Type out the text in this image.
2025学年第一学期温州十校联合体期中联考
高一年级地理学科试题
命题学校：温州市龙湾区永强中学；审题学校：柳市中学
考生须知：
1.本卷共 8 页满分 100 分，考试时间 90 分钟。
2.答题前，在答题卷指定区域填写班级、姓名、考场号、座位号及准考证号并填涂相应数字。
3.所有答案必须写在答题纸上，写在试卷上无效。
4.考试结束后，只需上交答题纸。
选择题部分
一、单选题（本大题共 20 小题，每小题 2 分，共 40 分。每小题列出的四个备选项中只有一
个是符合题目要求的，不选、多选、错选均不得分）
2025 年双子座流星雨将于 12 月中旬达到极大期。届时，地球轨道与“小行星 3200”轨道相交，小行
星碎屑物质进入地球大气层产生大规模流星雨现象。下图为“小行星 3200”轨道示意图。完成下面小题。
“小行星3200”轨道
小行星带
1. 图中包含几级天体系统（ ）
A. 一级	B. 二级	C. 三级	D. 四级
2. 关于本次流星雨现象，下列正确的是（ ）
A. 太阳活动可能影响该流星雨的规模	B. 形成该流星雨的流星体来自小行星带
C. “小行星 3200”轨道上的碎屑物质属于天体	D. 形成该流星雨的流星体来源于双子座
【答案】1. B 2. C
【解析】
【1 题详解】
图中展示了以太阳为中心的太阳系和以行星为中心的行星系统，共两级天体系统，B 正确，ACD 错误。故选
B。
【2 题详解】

■ ■ ■ ■

**Exercise aim:** Every line of the records above needs to be given again exactly.

**Expected answer:**
Type out the text in this image.
2025学年第一学期温州十校联合体期中联考
高一年级地理学科试题
命题学校：温州市龙湾区永强中学；审题学校：柳市中学
考生须知：
1.本卷共 8 页满分 100 分，考试时间 90 分钟。
2.答题前，在答题卷指定区域填写班级、姓名、考场号、座位号及准考证号并填涂相应数字。
3.所有答案必须写在答题纸上，写在试卷上无效。
4.考试结束后，只需上交答题纸。
选择题部分
一、单选题（本大题共 20 小题，每小题 2 分，共 40 分。每小题列出的四个备选项中只有一
个是符合题目要求的，不选、多选、错选均不得分）
2025 年双子座流星雨将于 12 月中旬达到极大期。届时，地球轨道与“小行星 3200”轨道相交，小行
星碎屑物质进入地球大气层产生大规模流星雨现象。下图为“小行星 3200”轨道示意图。完成下面小题。
“小行星3200”轨道
小行星带
1. 图中包含几级天体系统（ ）
A. 一级	B. 二级	C. 三级	D. 四级
2. 关于本次流星雨现象，下列正确的是（ ）
A. 太阳活动可能影响该流星雨的规模	B. 形成该流星雨的流星体来自小行星带
C. “小行星 3200”轨道上的碎屑物质属于天体	D. 形成该流星雨的流星体来源于双子座
【答案】1. B 2. C
【解析】
【1 题详解】
图中展示了以太阳为中心的太阳系和以行星为中心的行星系统，共两级天体系统，B 正确，ACD 错误。故选
B。
【2 题详解】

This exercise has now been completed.